◆ Provided information
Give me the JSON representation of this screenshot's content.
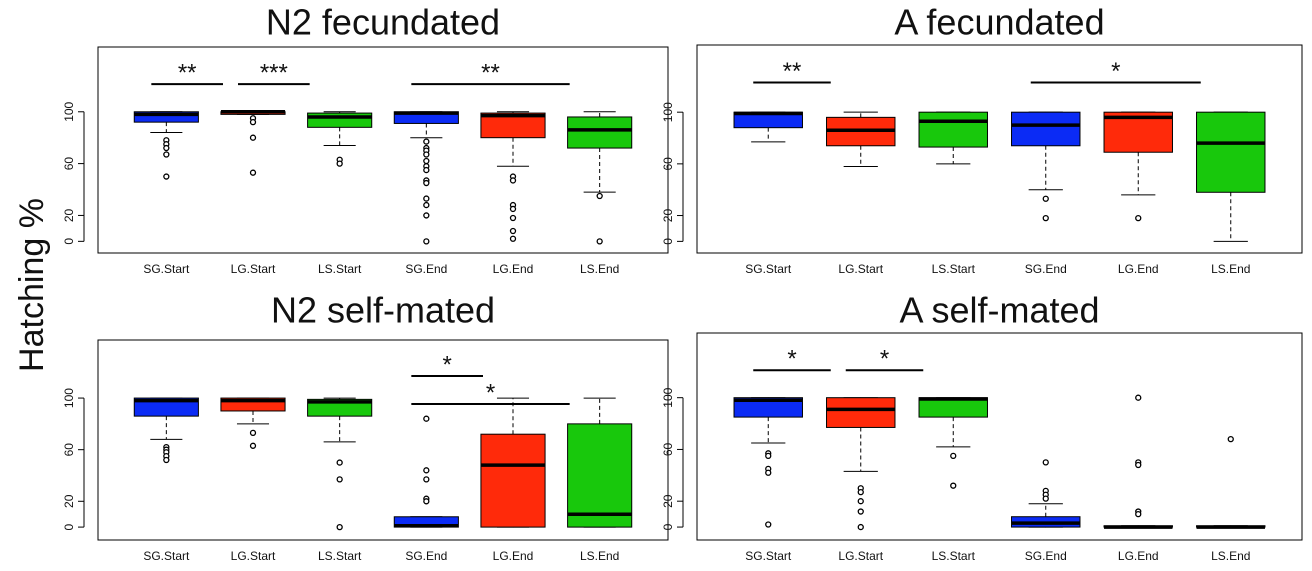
{
  "ylabel": "Hatching %",
  "chart_data": [
    {
      "type": "box",
      "title": "N2 fecundated",
      "categories": [
        "SG.Start",
        "LG.Start",
        "LS.Start",
        "SG.End",
        "LG.End",
        "LS.End"
      ],
      "colors": [
        "#0b2bf5",
        "#ff2a0a",
        "#18c80c",
        "#0b2bf5",
        "#ff2a0a",
        "#18c80c"
      ],
      "boxes": [
        {
          "whislo": 84,
          "q1": 92,
          "med": 98,
          "q3": 100,
          "whishi": 100,
          "fliers": [
            78,
            75,
            72,
            67,
            50
          ]
        },
        {
          "whislo": 98,
          "q1": 98,
          "med": 100,
          "q3": 100,
          "whishi": 100,
          "fliers": [
            95,
            92,
            80,
            53
          ]
        },
        {
          "whislo": 74,
          "q1": 88,
          "med": 96,
          "q3": 99,
          "whishi": 100,
          "fliers": [
            63,
            60
          ]
        },
        {
          "whislo": 80,
          "q1": 91,
          "med": 99,
          "q3": 100,
          "whishi": 100,
          "fliers": [
            77,
            72,
            70,
            67,
            62,
            58,
            55,
            47,
            45,
            33,
            28,
            20,
            0
          ]
        },
        {
          "whislo": 58,
          "q1": 80,
          "med": 97,
          "q3": 99,
          "whishi": 100,
          "fliers": [
            50,
            47,
            28,
            25,
            18,
            8,
            2
          ]
        },
        {
          "whislo": 38,
          "q1": 72,
          "med": 86,
          "q3": 96,
          "whishi": 100,
          "fliers": [
            35,
            0
          ]
        }
      ],
      "annotations": [
        {
          "label": "**",
          "from": "SG.Start",
          "to": "LG.Start"
        },
        {
          "label": "***",
          "from": "LG.Start",
          "to": "LS.Start"
        },
        {
          "label": "**",
          "from": "SG.End",
          "to": "LS.End"
        }
      ],
      "ylim": [
        -9,
        150
      ],
      "yticks": [
        0,
        20,
        60,
        100
      ]
    },
    {
      "type": "box",
      "title": "A fecundated",
      "categories": [
        "SG.Start",
        "LG.Start",
        "LS.Start",
        "SG.End",
        "LG.End",
        "LS.End"
      ],
      "colors": [
        "#0b2bf5",
        "#ff2a0a",
        "#18c80c",
        "#0b2bf5",
        "#ff2a0a",
        "#18c80c"
      ],
      "boxes": [
        {
          "whislo": 77,
          "q1": 88,
          "med": 99,
          "q3": 100,
          "whishi": 100,
          "fliers": []
        },
        {
          "whislo": 58,
          "q1": 74,
          "med": 86,
          "q3": 96,
          "whishi": 100,
          "fliers": []
        },
        {
          "whislo": 60,
          "q1": 73,
          "med": 93,
          "q3": 100,
          "whishi": 100,
          "fliers": []
        },
        {
          "whislo": 40,
          "q1": 74,
          "med": 90,
          "q3": 100,
          "whishi": 100,
          "fliers": [
            33,
            18
          ]
        },
        {
          "whislo": 36,
          "q1": 69,
          "med": 96,
          "q3": 100,
          "whishi": 100,
          "fliers": [
            18
          ]
        },
        {
          "whislo": 0,
          "q1": 38,
          "med": 76,
          "q3": 100,
          "whishi": 100,
          "fliers": []
        }
      ],
      "annotations": [
        {
          "label": "**",
          "from": "SG.Start",
          "to": "LG.Start"
        },
        {
          "label": "*",
          "from": "SG.End",
          "to": "LS.End"
        }
      ],
      "ylim": [
        -9,
        152
      ],
      "yticks": [
        0,
        20,
        60,
        100
      ]
    },
    {
      "type": "box",
      "title": "N2 self-mated",
      "categories": [
        "SG.Start",
        "LG.Start",
        "LS.Start",
        "SG.End",
        "LG.End",
        "LS.End"
      ],
      "colors": [
        "#0b2bf5",
        "#ff2a0a",
        "#18c80c",
        "#0b2bf5",
        "#ff2a0a",
        "#18c80c"
      ],
      "boxes": [
        {
          "whislo": 68,
          "q1": 86,
          "med": 98,
          "q3": 100,
          "whishi": 100,
          "fliers": [
            62,
            60,
            58,
            55,
            52
          ]
        },
        {
          "whislo": 80,
          "q1": 90,
          "med": 98,
          "q3": 100,
          "whishi": 100,
          "fliers": [
            73,
            63
          ]
        },
        {
          "whislo": 66,
          "q1": 86,
          "med": 97,
          "q3": 99,
          "whishi": 100,
          "fliers": [
            50,
            37,
            0
          ]
        },
        {
          "whislo": 0,
          "q1": 0,
          "med": 1,
          "q3": 8,
          "whishi": 8,
          "fliers": [
            84,
            44,
            37,
            22,
            20
          ]
        },
        {
          "whislo": 0,
          "q1": 0,
          "med": 48,
          "q3": 72,
          "whishi": 100,
          "fliers": []
        },
        {
          "whislo": 0,
          "q1": 0,
          "med": 10,
          "q3": 80,
          "whishi": 100,
          "fliers": []
        }
      ],
      "annotations": [
        {
          "label": "*",
          "from": "SG.End",
          "to": "LG.End"
        },
        {
          "label": "*",
          "from": "SG.End",
          "to": "LS.End"
        }
      ],
      "ylim": [
        -10,
        145
      ],
      "yticks": [
        0,
        20,
        60,
        100
      ]
    },
    {
      "type": "box",
      "title": "A self-mated",
      "categories": [
        "SG.Start",
        "LG.Start",
        "LS.Start",
        "SG.End",
        "LG.End",
        "LS.End"
      ],
      "colors": [
        "#0b2bf5",
        "#ff2a0a",
        "#18c80c",
        "#0b2bf5",
        "#ff2a0a",
        "#18c80c"
      ],
      "boxes": [
        {
          "whislo": 65,
          "q1": 85,
          "med": 98,
          "q3": 100,
          "whishi": 100,
          "fliers": [
            57,
            55,
            45,
            42,
            2
          ]
        },
        {
          "whislo": 43,
          "q1": 77,
          "med": 91,
          "q3": 100,
          "whishi": 100,
          "fliers": [
            30,
            27,
            20,
            12,
            0
          ]
        },
        {
          "whislo": 62,
          "q1": 85,
          "med": 99,
          "q3": 100,
          "whishi": 100,
          "fliers": [
            55,
            32
          ]
        },
        {
          "whislo": 0,
          "q1": 0,
          "med": 3,
          "q3": 8,
          "whishi": 18,
          "fliers": [
            50,
            28,
            25,
            22
          ]
        },
        {
          "whislo": 0,
          "q1": 0,
          "med": 0,
          "q3": 1,
          "whishi": 1,
          "fliers": [
            100,
            50,
            48,
            12,
            10
          ]
        },
        {
          "whislo": 0,
          "q1": 0,
          "med": 0,
          "q3": 1,
          "whishi": 1,
          "fliers": [
            68
          ]
        }
      ],
      "annotations": [
        {
          "label": "*",
          "from": "SG.Start",
          "to": "LG.Start"
        },
        {
          "label": "*",
          "from": "LG.Start",
          "to": "LS.Start"
        }
      ],
      "ylim": [
        -10,
        150
      ],
      "yticks": [
        0,
        20,
        60,
        100
      ]
    }
  ]
}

◆ Aim of the exercise
Every entry must be transcribed exactly. Pictures do not belong in the copy.

◆ Exercise response
Give me the JSON representation of this screenshot's content.
{
  "ylabel": "Hatching %",
  "chart_data": [
    {
      "type": "box",
      "title": "N2 fecundated",
      "categories": [
        "SG.Start",
        "LG.Start",
        "LS.Start",
        "SG.End",
        "LG.End",
        "LS.End"
      ],
      "colors": [
        "#0b2bf5",
        "#ff2a0a",
        "#18c80c",
        "#0b2bf5",
        "#ff2a0a",
        "#18c80c"
      ],
      "boxes": [
        {
          "whislo": 84,
          "q1": 92,
          "med": 98,
          "q3": 100,
          "whishi": 100,
          "fliers": [
            78,
            75,
            72,
            67,
            50
          ]
        },
        {
          "whislo": 98,
          "q1": 98,
          "med": 100,
          "q3": 100,
          "whishi": 100,
          "fliers": [
            95,
            92,
            80,
            53
          ]
        },
        {
          "whislo": 74,
          "q1": 88,
          "med": 96,
          "q3": 99,
          "whishi": 100,
          "fliers": [
            63,
            60
          ]
        },
        {
          "whislo": 80,
          "q1": 91,
          "med": 99,
          "q3": 100,
          "whishi": 100,
          "fliers": [
            77,
            72,
            70,
            67,
            62,
            58,
            55,
            47,
            45,
            33,
            28,
            20,
            0
          ]
        },
        {
          "whislo": 58,
          "q1": 80,
          "med": 97,
          "q3": 99,
          "whishi": 100,
          "fliers": [
            50,
            47,
            28,
            25,
            18,
            8,
            2
          ]
        },
        {
          "whislo": 38,
          "q1": 72,
          "med": 86,
          "q3": 96,
          "whishi": 100,
          "fliers": [
            35,
            0
          ]
        }
      ],
      "annotations": [
        {
          "label": "**",
          "from": "SG.Start",
          "to": "LG.Start"
        },
        {
          "label": "***",
          "from": "LG.Start",
          "to": "LS.Start"
        },
        {
          "label": "**",
          "from": "SG.End",
          "to": "LS.End"
        }
      ],
      "ylim": [
        -9,
        150
      ],
      "yticks": [
        0,
        20,
        60,
        100
      ]
    },
    {
      "type": "box",
      "title": "A fecundated",
      "categories": [
        "SG.Start",
        "LG.Start",
        "LS.Start",
        "SG.End",
        "LG.End",
        "LS.End"
      ],
      "colors": [
        "#0b2bf5",
        "#ff2a0a",
        "#18c80c",
        "#0b2bf5",
        "#ff2a0a",
        "#18c80c"
      ],
      "boxes": [
        {
          "whislo": 77,
          "q1": 88,
          "med": 99,
          "q3": 100,
          "whishi": 100,
          "fliers": []
        },
        {
          "whislo": 58,
          "q1": 74,
          "med": 86,
          "q3": 96,
          "whishi": 100,
          "fliers": []
        },
        {
          "whislo": 60,
          "q1": 73,
          "med": 93,
          "q3": 100,
          "whishi": 100,
          "fliers": []
        },
        {
          "whislo": 40,
          "q1": 74,
          "med": 90,
          "q3": 100,
          "whishi": 100,
          "fliers": [
            33,
            18
          ]
        },
        {
          "whislo": 36,
          "q1": 69,
          "med": 96,
          "q3": 100,
          "whishi": 100,
          "fliers": [
            18
          ]
        },
        {
          "whislo": 0,
          "q1": 38,
          "med": 76,
          "q3": 100,
          "whishi": 100,
          "fliers": []
        }
      ],
      "annotations": [
        {
          "label": "**",
          "from": "SG.Start",
          "to": "LG.Start"
        },
        {
          "label": "*",
          "from": "SG.End",
          "to": "LS.End"
        }
      ],
      "ylim": [
        -9,
        152
      ],
      "yticks": [
        0,
        20,
        60,
        100
      ]
    },
    {
      "type": "box",
      "title": "N2 self-mated",
      "categories": [
        "SG.Start",
        "LG.Start",
        "LS.Start",
        "SG.End",
        "LG.End",
        "LS.End"
      ],
      "colors": [
        "#0b2bf5",
        "#ff2a0a",
        "#18c80c",
        "#0b2bf5",
        "#ff2a0a",
        "#18c80c"
      ],
      "boxes": [
        {
          "whislo": 68,
          "q1": 86,
          "med": 98,
          "q3": 100,
          "whishi": 100,
          "fliers": [
            62,
            60,
            58,
            55,
            52
          ]
        },
        {
          "whislo": 80,
          "q1": 90,
          "med": 98,
          "q3": 100,
          "whishi": 100,
          "fliers": [
            73,
            63
          ]
        },
        {
          "whislo": 66,
          "q1": 86,
          "med": 97,
          "q3": 99,
          "whishi": 100,
          "fliers": [
            50,
            37,
            0
          ]
        },
        {
          "whislo": 0,
          "q1": 0,
          "med": 1,
          "q3": 8,
          "whishi": 8,
          "fliers": [
            84,
            44,
            37,
            22,
            20
          ]
        },
        {
          "whislo": 0,
          "q1": 0,
          "med": 48,
          "q3": 72,
          "whishi": 100,
          "fliers": []
        },
        {
          "whislo": 0,
          "q1": 0,
          "med": 10,
          "q3": 80,
          "whishi": 100,
          "fliers": []
        }
      ],
      "annotations": [
        {
          "label": "*",
          "from": "SG.End",
          "to": "LG.End"
        },
        {
          "label": "*",
          "from": "SG.End",
          "to": "LS.End"
        }
      ],
      "ylim": [
        -10,
        145
      ],
      "yticks": [
        0,
        20,
        60,
        100
      ]
    },
    {
      "type": "box",
      "title": "A self-mated",
      "categories": [
        "SG.Start",
        "LG.Start",
        "LS.Start",
        "SG.End",
        "LG.End",
        "LS.End"
      ],
      "colors": [
        "#0b2bf5",
        "#ff2a0a",
        "#18c80c",
        "#0b2bf5",
        "#ff2a0a",
        "#18c80c"
      ],
      "boxes": [
        {
          "whislo": 65,
          "q1": 85,
          "med": 98,
          "q3": 100,
          "whishi": 100,
          "fliers": [
            57,
            55,
            45,
            42,
            2
          ]
        },
        {
          "whislo": 43,
          "q1": 77,
          "med": 91,
          "q3": 100,
          "whishi": 100,
          "fliers": [
            30,
            27,
            20,
            12,
            0
          ]
        },
        {
          "whislo": 62,
          "q1": 85,
          "med": 99,
          "q3": 100,
          "whishi": 100,
          "fliers": [
            55,
            32
          ]
        },
        {
          "whislo": 0,
          "q1": 0,
          "med": 3,
          "q3": 8,
          "whishi": 18,
          "fliers": [
            50,
            28,
            25,
            22
          ]
        },
        {
          "whislo": 0,
          "q1": 0,
          "med": 0,
          "q3": 1,
          "whishi": 1,
          "fliers": [
            100,
            50,
            48,
            12,
            10
          ]
        },
        {
          "whislo": 0,
          "q1": 0,
          "med": 0,
          "q3": 1,
          "whishi": 1,
          "fliers": [
            68
          ]
        }
      ],
      "annotations": [
        {
          "label": "*",
          "from": "SG.Start",
          "to": "LG.Start"
        },
        {
          "label": "*",
          "from": "LG.Start",
          "to": "LS.Start"
        }
      ],
      "ylim": [
        -10,
        150
      ],
      "yticks": [
        0,
        20,
        60,
        100
      ]
    }
  ]
}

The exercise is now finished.